## DIRECTIONS
State how many lines of the entries hold the string "PESEL". Reply with the number alone.

## START DATASET ENTRIES

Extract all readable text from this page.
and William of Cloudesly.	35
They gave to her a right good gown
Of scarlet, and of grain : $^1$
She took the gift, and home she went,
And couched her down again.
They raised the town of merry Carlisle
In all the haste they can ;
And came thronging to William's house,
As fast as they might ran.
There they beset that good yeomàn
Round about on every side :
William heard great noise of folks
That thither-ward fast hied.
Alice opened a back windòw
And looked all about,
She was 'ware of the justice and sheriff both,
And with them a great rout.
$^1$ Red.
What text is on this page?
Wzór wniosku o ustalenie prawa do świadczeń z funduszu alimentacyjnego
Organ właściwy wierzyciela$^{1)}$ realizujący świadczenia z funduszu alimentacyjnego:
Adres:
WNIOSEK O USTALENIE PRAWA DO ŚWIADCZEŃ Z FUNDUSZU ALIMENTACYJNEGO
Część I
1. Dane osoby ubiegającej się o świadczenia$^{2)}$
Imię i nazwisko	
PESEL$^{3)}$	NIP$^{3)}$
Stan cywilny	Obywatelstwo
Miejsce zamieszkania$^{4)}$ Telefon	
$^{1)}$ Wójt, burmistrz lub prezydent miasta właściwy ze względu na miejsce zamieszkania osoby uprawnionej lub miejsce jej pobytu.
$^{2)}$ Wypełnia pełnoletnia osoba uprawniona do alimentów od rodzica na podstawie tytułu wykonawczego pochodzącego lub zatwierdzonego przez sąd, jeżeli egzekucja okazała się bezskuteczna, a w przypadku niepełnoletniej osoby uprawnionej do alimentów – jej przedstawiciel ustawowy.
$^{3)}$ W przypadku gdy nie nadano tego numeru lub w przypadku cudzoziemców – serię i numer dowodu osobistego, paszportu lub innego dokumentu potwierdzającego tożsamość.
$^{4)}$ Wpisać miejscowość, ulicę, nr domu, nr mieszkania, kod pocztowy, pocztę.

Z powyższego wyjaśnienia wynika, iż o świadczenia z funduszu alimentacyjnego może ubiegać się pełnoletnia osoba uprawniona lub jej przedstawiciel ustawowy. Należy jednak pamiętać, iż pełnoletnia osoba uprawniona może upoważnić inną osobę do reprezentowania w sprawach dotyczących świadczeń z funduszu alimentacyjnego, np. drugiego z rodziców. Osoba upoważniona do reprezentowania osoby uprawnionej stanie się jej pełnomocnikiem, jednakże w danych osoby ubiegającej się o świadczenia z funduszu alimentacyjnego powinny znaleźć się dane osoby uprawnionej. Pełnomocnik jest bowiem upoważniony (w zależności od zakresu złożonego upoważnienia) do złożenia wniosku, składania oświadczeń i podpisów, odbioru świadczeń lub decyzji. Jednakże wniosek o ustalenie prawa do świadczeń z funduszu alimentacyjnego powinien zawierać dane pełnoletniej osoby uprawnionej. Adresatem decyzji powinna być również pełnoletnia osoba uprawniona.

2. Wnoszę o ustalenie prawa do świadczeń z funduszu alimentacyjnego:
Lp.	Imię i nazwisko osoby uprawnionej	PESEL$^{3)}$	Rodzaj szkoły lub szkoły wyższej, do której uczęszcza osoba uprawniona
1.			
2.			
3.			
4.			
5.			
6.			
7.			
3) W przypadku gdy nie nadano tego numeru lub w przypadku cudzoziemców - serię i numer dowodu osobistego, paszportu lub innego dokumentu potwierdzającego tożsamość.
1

## END DATASET ENTRIES

## RESULT OF THE TASK
2